━━━━━ Extracted information ━━━━━
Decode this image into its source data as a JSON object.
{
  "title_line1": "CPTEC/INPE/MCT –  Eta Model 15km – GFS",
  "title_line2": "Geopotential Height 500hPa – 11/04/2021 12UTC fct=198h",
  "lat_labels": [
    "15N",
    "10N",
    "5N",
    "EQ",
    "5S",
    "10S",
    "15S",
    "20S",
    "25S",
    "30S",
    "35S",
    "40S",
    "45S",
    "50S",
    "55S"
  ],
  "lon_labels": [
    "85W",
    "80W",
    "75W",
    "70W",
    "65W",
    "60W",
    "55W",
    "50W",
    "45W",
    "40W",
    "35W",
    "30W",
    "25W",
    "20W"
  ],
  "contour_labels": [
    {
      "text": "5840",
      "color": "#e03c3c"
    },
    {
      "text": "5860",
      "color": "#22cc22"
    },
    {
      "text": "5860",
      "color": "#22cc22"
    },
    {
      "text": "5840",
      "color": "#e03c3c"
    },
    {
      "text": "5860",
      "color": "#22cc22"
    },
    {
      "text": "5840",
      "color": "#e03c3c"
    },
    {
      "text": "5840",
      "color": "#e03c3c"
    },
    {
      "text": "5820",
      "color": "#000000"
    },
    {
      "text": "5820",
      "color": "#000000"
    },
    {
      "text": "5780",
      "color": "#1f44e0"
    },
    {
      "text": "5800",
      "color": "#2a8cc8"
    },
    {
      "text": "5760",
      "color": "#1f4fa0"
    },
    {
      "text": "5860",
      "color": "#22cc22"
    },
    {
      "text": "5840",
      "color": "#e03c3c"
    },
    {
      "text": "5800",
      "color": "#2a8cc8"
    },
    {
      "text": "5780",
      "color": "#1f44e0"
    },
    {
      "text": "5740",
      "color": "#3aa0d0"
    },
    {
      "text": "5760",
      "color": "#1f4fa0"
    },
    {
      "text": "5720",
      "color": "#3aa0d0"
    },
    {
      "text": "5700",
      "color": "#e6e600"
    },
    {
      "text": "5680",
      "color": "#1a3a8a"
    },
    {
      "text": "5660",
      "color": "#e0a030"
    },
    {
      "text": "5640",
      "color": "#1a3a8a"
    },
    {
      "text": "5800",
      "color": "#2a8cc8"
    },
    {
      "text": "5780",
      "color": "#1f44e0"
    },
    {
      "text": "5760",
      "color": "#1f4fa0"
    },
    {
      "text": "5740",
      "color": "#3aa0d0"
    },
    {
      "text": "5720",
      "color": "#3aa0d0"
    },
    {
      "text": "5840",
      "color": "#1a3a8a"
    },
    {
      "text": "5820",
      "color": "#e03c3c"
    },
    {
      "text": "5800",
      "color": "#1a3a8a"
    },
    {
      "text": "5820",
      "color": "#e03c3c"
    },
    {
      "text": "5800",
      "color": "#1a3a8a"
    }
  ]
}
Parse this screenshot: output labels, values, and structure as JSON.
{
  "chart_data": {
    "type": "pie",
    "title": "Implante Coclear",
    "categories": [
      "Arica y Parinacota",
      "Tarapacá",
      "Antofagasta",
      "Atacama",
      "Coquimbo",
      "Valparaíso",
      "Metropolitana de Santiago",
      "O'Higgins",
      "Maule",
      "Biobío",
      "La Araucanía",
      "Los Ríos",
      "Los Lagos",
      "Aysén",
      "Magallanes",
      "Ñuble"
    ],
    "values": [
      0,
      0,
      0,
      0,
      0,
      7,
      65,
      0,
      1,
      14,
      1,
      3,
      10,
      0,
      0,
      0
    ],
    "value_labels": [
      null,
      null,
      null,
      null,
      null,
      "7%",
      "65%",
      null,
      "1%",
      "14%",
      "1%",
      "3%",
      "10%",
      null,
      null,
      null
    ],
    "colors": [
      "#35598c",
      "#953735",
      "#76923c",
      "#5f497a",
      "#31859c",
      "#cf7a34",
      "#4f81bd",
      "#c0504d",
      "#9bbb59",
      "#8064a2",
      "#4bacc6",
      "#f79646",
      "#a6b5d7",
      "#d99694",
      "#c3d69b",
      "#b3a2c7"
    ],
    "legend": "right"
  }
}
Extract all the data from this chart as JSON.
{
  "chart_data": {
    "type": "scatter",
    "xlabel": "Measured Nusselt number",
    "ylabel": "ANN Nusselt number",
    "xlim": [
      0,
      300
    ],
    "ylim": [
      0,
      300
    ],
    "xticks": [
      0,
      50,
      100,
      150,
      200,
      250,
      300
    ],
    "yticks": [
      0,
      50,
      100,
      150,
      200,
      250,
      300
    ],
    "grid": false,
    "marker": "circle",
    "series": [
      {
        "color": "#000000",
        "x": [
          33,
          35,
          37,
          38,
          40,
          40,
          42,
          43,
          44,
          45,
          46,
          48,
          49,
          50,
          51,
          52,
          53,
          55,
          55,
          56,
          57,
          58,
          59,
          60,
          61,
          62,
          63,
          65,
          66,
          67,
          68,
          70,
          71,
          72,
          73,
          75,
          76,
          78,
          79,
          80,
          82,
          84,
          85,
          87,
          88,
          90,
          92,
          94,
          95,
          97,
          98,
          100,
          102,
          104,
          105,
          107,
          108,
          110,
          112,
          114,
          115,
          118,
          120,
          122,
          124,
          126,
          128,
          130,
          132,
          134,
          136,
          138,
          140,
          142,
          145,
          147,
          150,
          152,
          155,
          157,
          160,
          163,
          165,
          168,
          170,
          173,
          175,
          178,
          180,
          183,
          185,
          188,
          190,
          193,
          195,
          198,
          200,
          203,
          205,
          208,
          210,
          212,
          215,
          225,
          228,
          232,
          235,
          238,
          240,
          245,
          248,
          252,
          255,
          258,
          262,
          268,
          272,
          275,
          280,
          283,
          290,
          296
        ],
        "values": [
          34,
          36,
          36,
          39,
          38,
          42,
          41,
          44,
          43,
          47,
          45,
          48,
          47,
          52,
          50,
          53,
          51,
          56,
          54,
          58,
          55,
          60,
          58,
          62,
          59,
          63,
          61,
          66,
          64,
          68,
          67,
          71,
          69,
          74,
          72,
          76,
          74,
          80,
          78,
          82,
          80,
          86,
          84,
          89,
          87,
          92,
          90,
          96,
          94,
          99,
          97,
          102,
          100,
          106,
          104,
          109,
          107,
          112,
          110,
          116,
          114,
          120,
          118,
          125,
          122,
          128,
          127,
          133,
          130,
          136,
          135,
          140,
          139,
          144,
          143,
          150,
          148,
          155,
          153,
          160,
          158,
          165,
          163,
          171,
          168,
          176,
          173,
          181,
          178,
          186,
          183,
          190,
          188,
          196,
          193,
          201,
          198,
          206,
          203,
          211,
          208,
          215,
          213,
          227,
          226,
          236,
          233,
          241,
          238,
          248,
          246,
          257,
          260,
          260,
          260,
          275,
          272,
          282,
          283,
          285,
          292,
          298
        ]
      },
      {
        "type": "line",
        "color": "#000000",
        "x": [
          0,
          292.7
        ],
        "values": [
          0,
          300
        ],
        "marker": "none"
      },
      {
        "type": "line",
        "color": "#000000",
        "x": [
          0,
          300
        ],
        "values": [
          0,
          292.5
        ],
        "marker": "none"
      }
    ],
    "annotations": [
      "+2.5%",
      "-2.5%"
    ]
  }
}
━━━━━
_What is expected:_
Write out the whole listing again. Match it word for word.

_Right answer:_
Decode this image into its source data as a JSON object.
{
  "title_line1": "CPTEC/INPE/MCT –  Eta Model 15km – GFS",
  "title_line2": "Geopotential Height 500hPa – 11/04/2021 12UTC fct=198h",
  "lat_labels": [
    "15N",
    "10N",
    "5N",
    "EQ",
    "5S",
    "10S",
    "15S",
    "20S",
    "25S",
    "30S",
    "35S",
    "40S",
    "45S",
    "50S",
    "55S"
  ],
  "lon_labels": [
    "85W",
    "80W",
    "75W",
    "70W",
    "65W",
    "60W",
    "55W",
    "50W",
    "45W",
    "40W",
    "35W",
    "30W",
    "25W",
    "20W"
  ],
  "contour_labels": [
    {
      "text": "5840",
      "color": "#e03c3c"
    },
    {
      "text": "5860",
      "color": "#22cc22"
    },
    {
      "text": "5860",
      "color": "#22cc22"
    },
    {
      "text": "5840",
      "color": "#e03c3c"
    },
    {
      "text": "5860",
      "color": "#22cc22"
    },
    {
      "text": "5840",
      "color": "#e03c3c"
    },
    {
      "text": "5840",
      "color": "#e03c3c"
    },
    {
      "text": "5820",
      "color": "#000000"
    },
    {
      "text": "5820",
      "color": "#000000"
    },
    {
      "text": "5780",
      "color": "#1f44e0"
    },
    {
      "text": "5800",
      "color": "#2a8cc8"
    },
    {
      "text": "5760",
      "color": "#1f4fa0"
    },
    {
      "text": "5860",
      "color": "#22cc22"
    },
    {
      "text": "5840",
      "color": "#e03c3c"
    },
    {
      "text": "5800",
      "color": "#2a8cc8"
    },
    {
      "text": "5780",
      "color": "#1f44e0"
    },
    {
      "text": "5740",
      "color": "#3aa0d0"
    },
    {
      "text": "5760",
      "color": "#1f4fa0"
    },
    {
      "text": "5720",
      "color": "#3aa0d0"
    },
    {
      "text": "5700",
      "color": "#e6e600"
    },
    {
      "text": "5680",
      "color": "#1a3a8a"
    },
    {
      "text": "5660",
      "color": "#e0a030"
    },
    {
      "text": "5640",
      "color": "#1a3a8a"
    },
    {
      "text": "5800",
      "color": "#2a8cc8"
    },
    {
      "text": "5780",
      "color": "#1f44e0"
    },
    {
      "text": "5760",
      "color": "#1f4fa0"
    },
    {
      "text": "5740",
      "color": "#3aa0d0"
    },
    {
      "text": "5720",
      "color": "#3aa0d0"
    },
    {
      "text": "5840",
      "color": "#1a3a8a"
    },
    {
      "text": "5820",
      "color": "#e03c3c"
    },
    {
      "text": "5800",
      "color": "#1a3a8a"
    },
    {
      "text": "5820",
      "color": "#e03c3c"
    },
    {
      "text": "5800",
      "color": "#1a3a8a"
    }
  ]
}
Parse this screenshot: output labels, values, and structure as JSON.
{
  "chart_data": {
    "type": "pie",
    "title": "Implante Coclear",
    "categories": [
      "Arica y Parinacota",
      "Tarapacá",
      "Antofagasta",
      "Atacama",
      "Coquimbo",
      "Valparaíso",
      "Metropolitana de Santiago",
      "O'Higgins",
      "Maule",
      "Biobío",
      "La Araucanía",
      "Los Ríos",
      "Los Lagos",
      "Aysén",
      "Magallanes",
      "Ñuble"
    ],
    "values": [
      0,
      0,
      0,
      0,
      0,
      7,
      65,
      0,
      1,
      14,
      1,
      3,
      10,
      0,
      0,
      0
    ],
    "value_labels": [
      null,
      null,
      null,
      null,
      null,
      "7%",
      "65%",
      null,
      "1%",
      "14%",
      "1%",
      "3%",
      "10%",
      null,
      null,
      null
    ],
    "colors": [
      "#35598c",
      "#953735",
      "#76923c",
      "#5f497a",
      "#31859c",
      "#cf7a34",
      "#4f81bd",
      "#c0504d",
      "#9bbb59",
      "#8064a2",
      "#4bacc6",
      "#f79646",
      "#a6b5d7",
      "#d99694",
      "#c3d69b",
      "#b3a2c7"
    ],
    "legend": "right"
  }
}
Extract all the data from this chart as JSON.
{
  "chart_data": {
    "type": "scatter",
    "xlabel": "Measured Nusselt number",
    "ylabel": "ANN Nusselt number",
    "xlim": [
      0,
      300
    ],
    "ylim": [
      0,
      300
    ],
    "xticks": [
      0,
      50,
      100,
      150,
      200,
      250,
      300
    ],
    "yticks": [
      0,
      50,
      100,
      150,
      200,
      250,
      300
    ],
    "grid": false,
    "marker": "circle",
    "series": [
      {
        "color": "#000000",
        "x": [
          33,
          35,
          37,
          38,
          40,
          40,
          42,
          43,
          44,
          45,
          46,
          48,
          49,
          50,
          51,
          52,
          53,
          55,
          55,
          56,
          57,
          58,
          59,
          60,
          61,
          62,
          63,
          65,
          66,
          67,
          68,
          70,
          71,
          72,
          73,
          75,
          76,
          78,
          79,
          80,
          82,
          84,
          85,
          87,
          88,
          90,
          92,
          94,
          95,
          97,
          98,
          100,
          102,
          104,
          105,
          107,
          108,
          110,
          112,
          114,
          115,
          118,
          120,
          122,
          124,
          126,
          128,
          130,
          132,
          134,
          136,
          138,
          140,
          142,
          145,
          147,
          150,
          152,
          155,
          157,
          160,
          163,
          165,
          168,
          170,
          173,
          175,
          178,
          180,
          183,
          185,
          188,
          190,
          193,
          195,
          198,
          200,
          203,
          205,
          208,
          210,
          212,
          215,
          225,
          228,
          232,
          235,
          238,
          240,
          245,
          248,
          252,
          255,
          258,
          262,
          268,
          272,
          275,
          280,
          283,
          290,
          296
        ],
        "values": [
          34,
          36,
          36,
          39,
          38,
          42,
          41,
          44,
          43,
          47,
          45,
          48,
          47,
          52,
          50,
          53,
          51,
          56,
          54,
          58,
          55,
          60,
          58,
          62,
          59,
          63,
          61,
          66,
          64,
          68,
          67,
          71,
          69,
          74,
          72,
          76,
          74,
          80,
          78,
          82,
          80,
          86,
          84,
          89,
          87,
          92,
          90,
          96,
          94,
          99,
          97,
          102,
          100,
          106,
          104,
          109,
          107,
          112,
          110,
          116,
          114,
          120,
          118,
          125,
          122,
          128,
          127,
          133,
          130,
          136,
          135,
          140,
          139,
          144,
          143,
          150,
          148,
          155,
          153,
          160,
          158,
          165,
          163,
          171,
          168,
          176,
          173,
          181,
          178,
          186,
          183,
          190,
          188,
          196,
          193,
          201,
          198,
          206,
          203,
          211,
          208,
          215,
          213,
          227,
          226,
          236,
          233,
          241,
          238,
          248,
          246,
          257,
          260,
          260,
          260,
          275,
          272,
          282,
          283,
          285,
          292,
          298
        ]
      },
      {
        "type": "line",
        "color": "#000000",
        "x": [
          0,
          292.7
        ],
        "values": [
          0,
          300
        ],
        "marker": "none"
      },
      {
        "type": "line",
        "color": "#000000",
        "x": [
          0,
          300
        ],
        "values": [
          0,
          292.5
        ],
        "marker": "none"
      }
    ],
    "annotations": [
      "+2.5%",
      "-2.5%"
    ]
  }
}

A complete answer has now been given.